_Task description:_ Extract all lines in the data that contain the word "Frequency".

_Given information:_
"""

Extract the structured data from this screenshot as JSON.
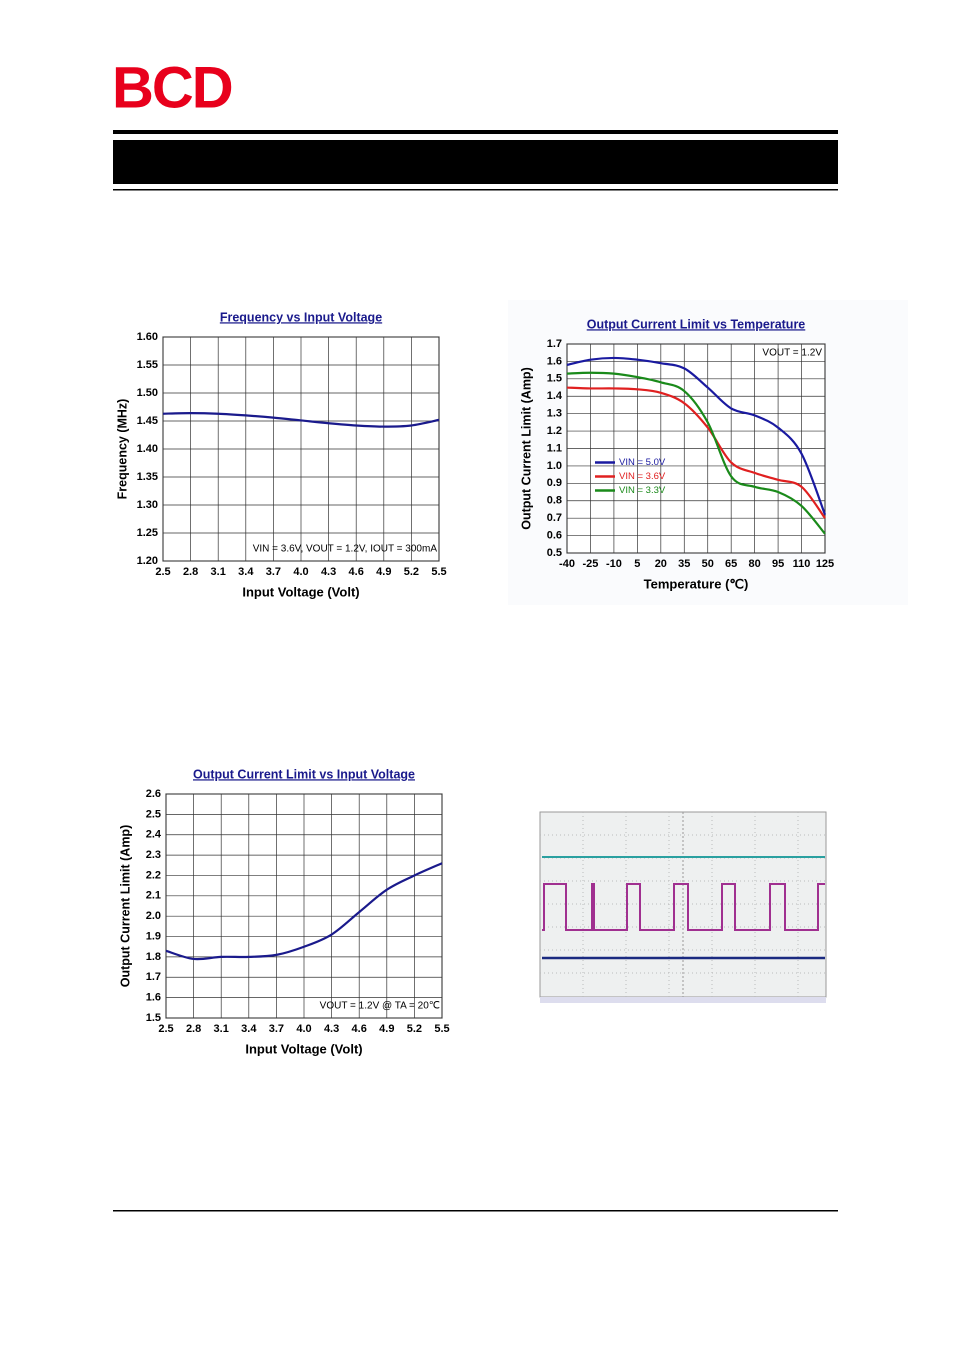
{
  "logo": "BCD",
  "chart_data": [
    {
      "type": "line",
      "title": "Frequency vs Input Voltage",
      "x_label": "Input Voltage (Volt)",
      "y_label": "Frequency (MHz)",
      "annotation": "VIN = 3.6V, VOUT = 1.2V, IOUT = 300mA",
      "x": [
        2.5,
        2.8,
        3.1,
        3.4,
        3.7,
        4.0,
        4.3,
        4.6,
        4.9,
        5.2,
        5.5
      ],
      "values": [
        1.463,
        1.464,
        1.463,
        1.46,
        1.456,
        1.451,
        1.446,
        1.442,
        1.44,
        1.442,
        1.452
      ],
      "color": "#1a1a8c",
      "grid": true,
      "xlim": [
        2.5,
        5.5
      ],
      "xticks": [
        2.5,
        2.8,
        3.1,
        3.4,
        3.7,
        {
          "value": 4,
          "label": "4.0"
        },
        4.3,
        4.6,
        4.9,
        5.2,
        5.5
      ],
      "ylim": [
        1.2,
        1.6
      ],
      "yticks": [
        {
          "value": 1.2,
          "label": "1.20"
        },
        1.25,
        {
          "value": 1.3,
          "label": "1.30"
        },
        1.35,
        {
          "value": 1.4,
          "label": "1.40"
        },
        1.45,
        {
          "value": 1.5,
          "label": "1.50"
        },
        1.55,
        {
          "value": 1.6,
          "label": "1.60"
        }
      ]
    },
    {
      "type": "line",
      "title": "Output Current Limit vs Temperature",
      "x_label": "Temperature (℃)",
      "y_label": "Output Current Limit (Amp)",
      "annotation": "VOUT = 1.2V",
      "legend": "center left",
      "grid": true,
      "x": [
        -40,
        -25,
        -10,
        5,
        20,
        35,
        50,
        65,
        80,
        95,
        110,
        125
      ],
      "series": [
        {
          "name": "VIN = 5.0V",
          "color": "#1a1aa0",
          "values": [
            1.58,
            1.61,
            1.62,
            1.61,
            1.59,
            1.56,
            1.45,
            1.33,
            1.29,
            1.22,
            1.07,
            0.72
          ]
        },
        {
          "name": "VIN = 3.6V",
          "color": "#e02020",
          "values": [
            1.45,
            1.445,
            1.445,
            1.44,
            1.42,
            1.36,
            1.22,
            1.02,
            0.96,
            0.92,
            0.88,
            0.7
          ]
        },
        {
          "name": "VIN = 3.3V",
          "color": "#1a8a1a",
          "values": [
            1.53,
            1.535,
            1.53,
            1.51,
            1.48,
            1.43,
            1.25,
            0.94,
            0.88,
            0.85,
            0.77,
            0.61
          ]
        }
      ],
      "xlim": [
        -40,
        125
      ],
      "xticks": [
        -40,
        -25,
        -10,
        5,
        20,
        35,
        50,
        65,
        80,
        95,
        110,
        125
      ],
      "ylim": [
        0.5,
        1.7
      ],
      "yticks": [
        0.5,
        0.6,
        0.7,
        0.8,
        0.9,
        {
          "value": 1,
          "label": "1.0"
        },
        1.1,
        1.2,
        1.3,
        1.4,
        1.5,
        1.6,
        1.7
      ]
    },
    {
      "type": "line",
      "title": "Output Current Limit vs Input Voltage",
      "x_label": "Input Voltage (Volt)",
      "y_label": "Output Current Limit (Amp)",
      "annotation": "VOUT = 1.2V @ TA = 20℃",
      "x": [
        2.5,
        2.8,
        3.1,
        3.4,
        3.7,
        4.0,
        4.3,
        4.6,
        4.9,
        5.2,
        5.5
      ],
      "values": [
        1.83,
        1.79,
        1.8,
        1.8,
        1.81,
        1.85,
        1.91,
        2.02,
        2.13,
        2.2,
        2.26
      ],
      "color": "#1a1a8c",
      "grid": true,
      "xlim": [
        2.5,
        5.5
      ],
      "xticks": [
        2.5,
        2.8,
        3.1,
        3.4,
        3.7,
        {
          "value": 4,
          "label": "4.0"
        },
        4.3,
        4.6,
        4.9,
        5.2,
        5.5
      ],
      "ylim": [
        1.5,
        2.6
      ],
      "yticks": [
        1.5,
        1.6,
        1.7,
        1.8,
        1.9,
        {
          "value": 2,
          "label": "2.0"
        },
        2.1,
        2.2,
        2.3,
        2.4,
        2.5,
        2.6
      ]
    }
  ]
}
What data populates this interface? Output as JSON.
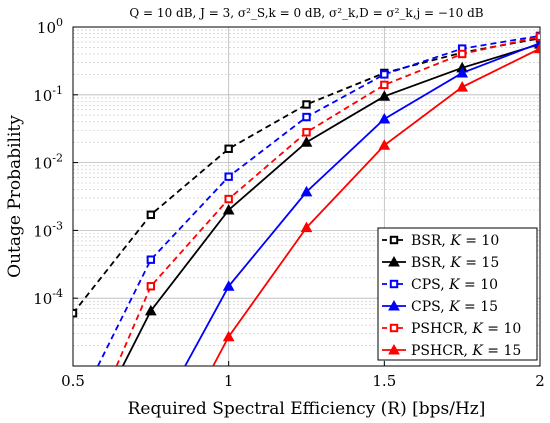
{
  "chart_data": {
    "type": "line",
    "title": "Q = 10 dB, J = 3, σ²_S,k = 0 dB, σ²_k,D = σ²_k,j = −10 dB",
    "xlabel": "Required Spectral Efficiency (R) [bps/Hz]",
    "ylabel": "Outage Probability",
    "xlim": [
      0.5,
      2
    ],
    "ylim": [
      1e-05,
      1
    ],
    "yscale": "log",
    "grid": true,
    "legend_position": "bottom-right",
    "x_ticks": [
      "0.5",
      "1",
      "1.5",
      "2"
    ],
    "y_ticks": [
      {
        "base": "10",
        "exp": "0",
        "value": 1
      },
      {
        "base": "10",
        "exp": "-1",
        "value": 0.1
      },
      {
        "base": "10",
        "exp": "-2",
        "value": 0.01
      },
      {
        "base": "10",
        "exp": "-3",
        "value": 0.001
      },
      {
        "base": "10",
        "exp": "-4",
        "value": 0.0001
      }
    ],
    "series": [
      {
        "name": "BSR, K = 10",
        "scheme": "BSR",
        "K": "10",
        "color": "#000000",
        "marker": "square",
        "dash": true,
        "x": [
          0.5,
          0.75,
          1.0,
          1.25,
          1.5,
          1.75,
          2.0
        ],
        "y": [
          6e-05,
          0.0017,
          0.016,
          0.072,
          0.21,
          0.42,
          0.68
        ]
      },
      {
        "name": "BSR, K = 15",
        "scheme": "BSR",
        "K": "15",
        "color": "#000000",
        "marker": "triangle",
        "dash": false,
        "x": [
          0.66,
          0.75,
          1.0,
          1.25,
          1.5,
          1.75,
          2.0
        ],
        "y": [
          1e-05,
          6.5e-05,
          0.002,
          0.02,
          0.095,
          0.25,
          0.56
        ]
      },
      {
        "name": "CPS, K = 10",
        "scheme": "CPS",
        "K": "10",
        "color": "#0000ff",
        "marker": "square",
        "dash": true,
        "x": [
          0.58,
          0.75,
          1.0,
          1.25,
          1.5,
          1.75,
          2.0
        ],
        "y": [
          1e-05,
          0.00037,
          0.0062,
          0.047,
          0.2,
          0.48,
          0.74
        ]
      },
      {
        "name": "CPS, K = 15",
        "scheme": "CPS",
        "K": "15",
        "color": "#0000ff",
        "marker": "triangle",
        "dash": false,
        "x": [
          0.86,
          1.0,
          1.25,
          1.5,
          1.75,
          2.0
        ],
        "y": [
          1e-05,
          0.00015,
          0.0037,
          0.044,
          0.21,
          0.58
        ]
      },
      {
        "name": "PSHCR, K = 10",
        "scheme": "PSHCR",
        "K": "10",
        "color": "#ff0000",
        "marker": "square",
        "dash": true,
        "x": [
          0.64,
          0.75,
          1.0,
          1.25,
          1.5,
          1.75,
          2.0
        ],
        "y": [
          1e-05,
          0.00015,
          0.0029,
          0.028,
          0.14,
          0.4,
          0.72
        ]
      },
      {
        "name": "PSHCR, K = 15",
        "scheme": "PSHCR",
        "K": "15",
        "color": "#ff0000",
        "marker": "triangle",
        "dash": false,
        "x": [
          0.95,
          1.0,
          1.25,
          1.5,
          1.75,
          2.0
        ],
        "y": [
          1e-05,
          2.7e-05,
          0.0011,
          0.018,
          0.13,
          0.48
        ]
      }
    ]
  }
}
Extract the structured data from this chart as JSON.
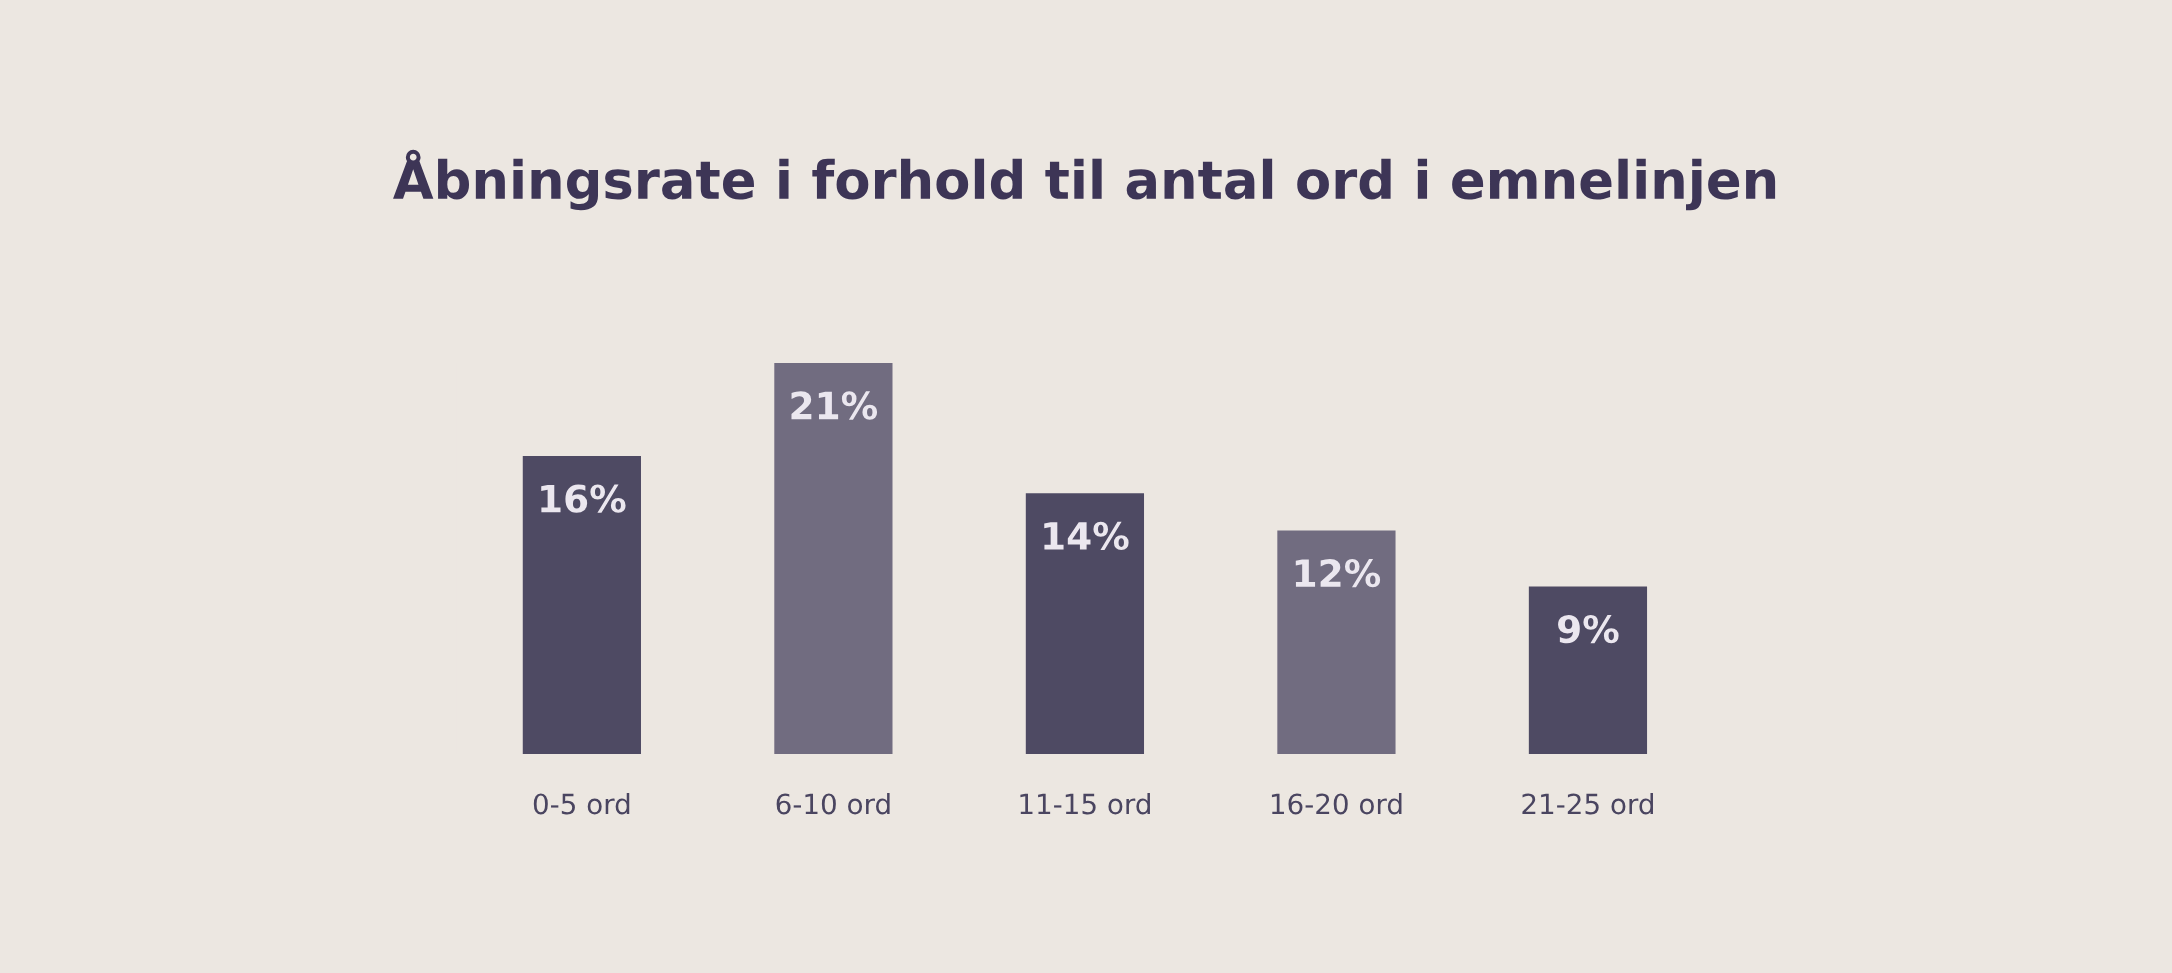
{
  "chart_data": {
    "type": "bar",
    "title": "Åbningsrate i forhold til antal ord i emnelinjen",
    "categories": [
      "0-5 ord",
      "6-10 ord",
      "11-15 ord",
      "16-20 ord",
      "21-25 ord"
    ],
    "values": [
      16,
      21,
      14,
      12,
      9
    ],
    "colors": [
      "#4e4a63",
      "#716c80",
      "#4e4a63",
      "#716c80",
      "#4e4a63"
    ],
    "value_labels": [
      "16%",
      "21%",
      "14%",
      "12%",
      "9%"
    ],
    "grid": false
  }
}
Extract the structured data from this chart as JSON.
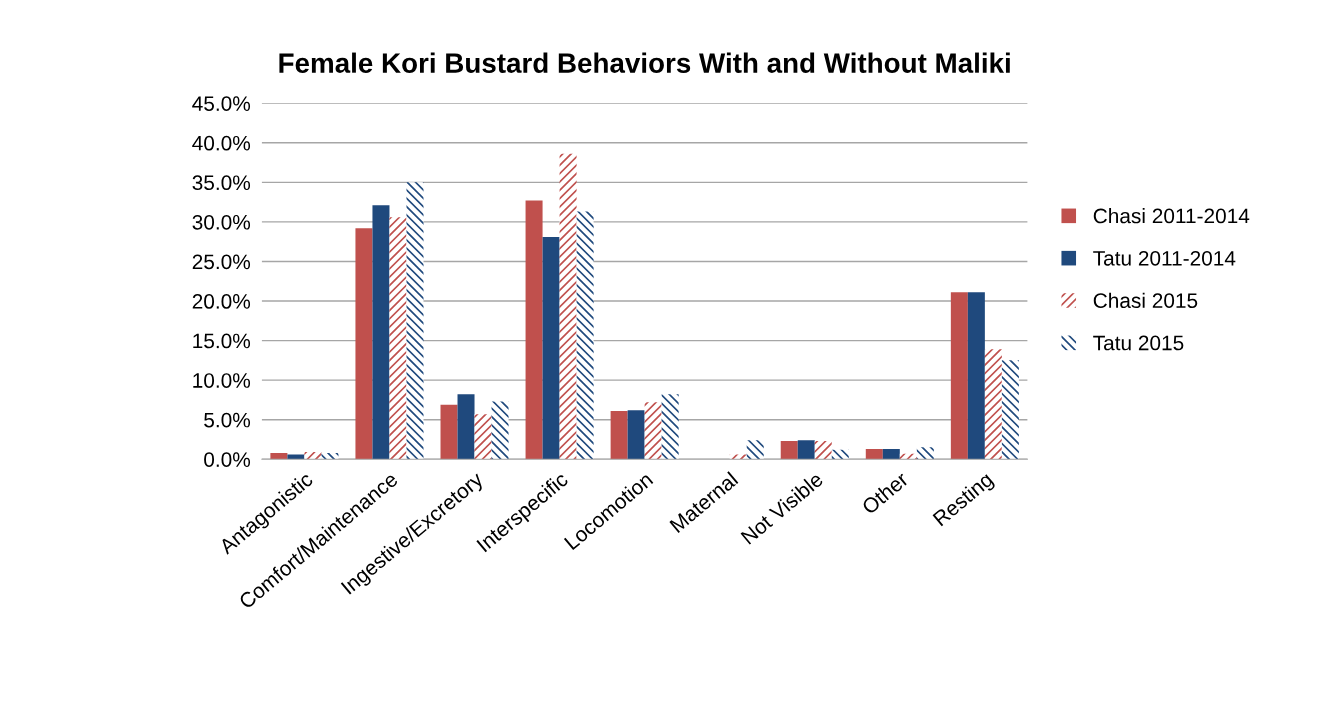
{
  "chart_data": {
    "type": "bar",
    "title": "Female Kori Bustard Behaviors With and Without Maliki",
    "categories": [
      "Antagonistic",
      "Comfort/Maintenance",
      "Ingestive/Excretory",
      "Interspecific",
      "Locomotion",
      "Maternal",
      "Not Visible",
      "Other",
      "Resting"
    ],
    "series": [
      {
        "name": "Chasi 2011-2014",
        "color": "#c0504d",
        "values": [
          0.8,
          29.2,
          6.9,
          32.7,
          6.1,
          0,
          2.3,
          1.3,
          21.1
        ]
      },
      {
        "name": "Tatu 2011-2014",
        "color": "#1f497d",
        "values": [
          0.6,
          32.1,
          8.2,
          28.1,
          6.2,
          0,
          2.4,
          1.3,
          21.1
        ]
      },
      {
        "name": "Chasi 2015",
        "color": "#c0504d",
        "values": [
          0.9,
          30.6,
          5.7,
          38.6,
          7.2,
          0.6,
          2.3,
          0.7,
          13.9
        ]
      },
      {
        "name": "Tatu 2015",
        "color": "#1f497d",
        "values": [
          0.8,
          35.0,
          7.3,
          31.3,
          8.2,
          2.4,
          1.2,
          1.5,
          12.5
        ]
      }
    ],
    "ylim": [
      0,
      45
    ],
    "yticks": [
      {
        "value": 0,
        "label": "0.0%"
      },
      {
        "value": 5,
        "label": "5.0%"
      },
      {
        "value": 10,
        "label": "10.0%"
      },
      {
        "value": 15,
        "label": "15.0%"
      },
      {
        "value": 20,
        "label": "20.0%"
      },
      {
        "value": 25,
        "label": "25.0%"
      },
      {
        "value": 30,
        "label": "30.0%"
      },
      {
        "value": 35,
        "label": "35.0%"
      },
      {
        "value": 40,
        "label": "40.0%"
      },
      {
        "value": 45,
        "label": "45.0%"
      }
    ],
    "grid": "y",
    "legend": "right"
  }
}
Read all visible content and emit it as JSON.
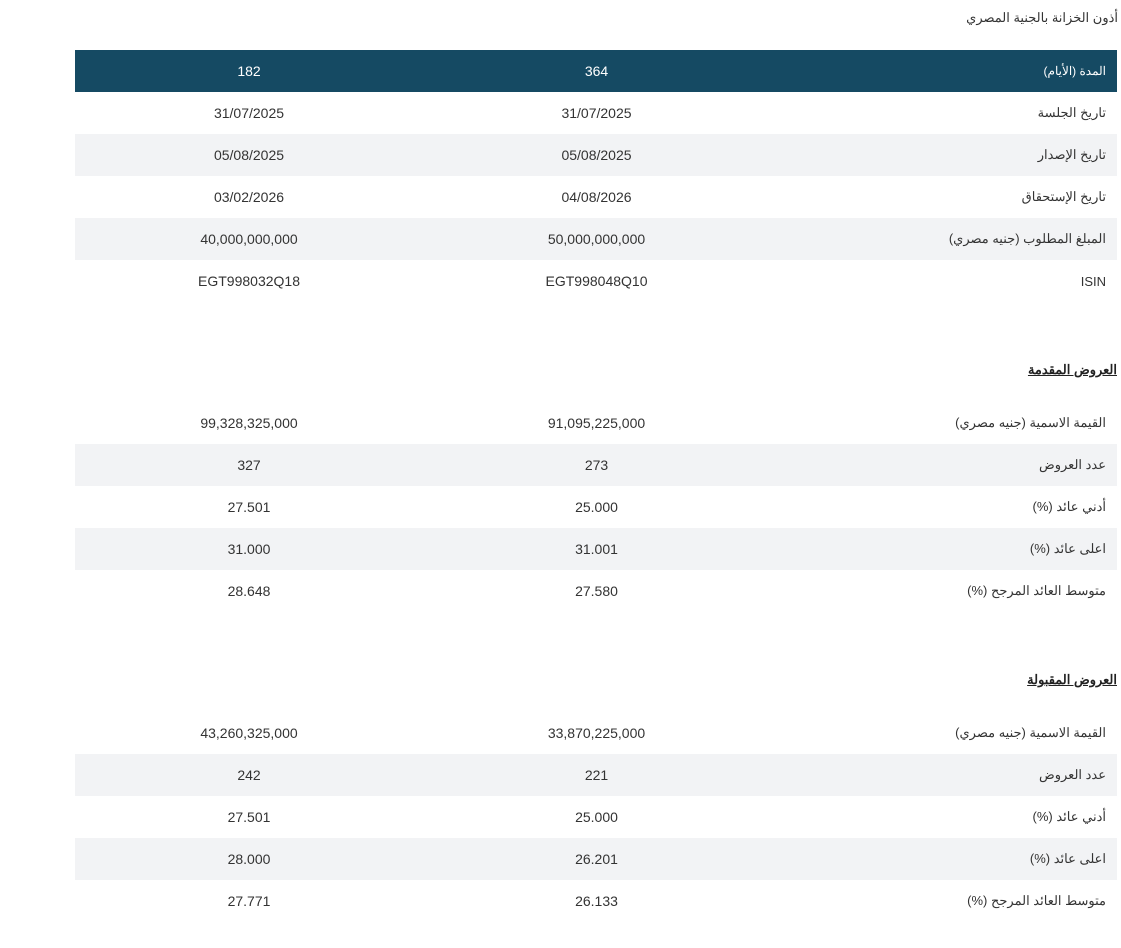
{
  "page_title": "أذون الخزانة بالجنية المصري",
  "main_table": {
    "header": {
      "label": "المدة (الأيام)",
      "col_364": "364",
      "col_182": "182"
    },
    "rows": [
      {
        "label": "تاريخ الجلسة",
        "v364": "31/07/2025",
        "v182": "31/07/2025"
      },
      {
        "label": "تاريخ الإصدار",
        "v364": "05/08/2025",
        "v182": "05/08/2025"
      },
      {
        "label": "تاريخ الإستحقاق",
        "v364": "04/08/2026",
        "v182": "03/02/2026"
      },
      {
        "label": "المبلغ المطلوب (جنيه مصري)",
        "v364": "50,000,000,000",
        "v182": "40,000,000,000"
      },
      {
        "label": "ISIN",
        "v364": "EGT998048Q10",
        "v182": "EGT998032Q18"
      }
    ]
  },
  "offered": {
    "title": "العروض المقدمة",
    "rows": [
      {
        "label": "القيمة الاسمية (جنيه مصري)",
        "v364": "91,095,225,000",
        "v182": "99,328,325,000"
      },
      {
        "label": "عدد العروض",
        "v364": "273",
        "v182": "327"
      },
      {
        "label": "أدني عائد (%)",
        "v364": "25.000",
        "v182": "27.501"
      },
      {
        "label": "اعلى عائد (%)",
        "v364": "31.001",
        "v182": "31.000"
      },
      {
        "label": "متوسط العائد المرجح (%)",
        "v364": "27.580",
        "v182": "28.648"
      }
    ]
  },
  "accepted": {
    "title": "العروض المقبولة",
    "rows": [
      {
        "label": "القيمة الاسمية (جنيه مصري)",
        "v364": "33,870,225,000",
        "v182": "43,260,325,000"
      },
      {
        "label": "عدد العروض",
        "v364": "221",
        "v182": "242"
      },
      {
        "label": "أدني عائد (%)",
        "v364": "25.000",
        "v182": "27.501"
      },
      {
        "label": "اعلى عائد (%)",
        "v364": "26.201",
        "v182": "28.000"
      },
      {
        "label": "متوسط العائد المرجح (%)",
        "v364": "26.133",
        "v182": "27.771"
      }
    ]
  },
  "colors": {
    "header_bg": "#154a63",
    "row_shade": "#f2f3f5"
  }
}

"""

_Result for this task:_
      "title": "Frequency vs Input Voltage",
      "y_label": "Frequency (MHz)",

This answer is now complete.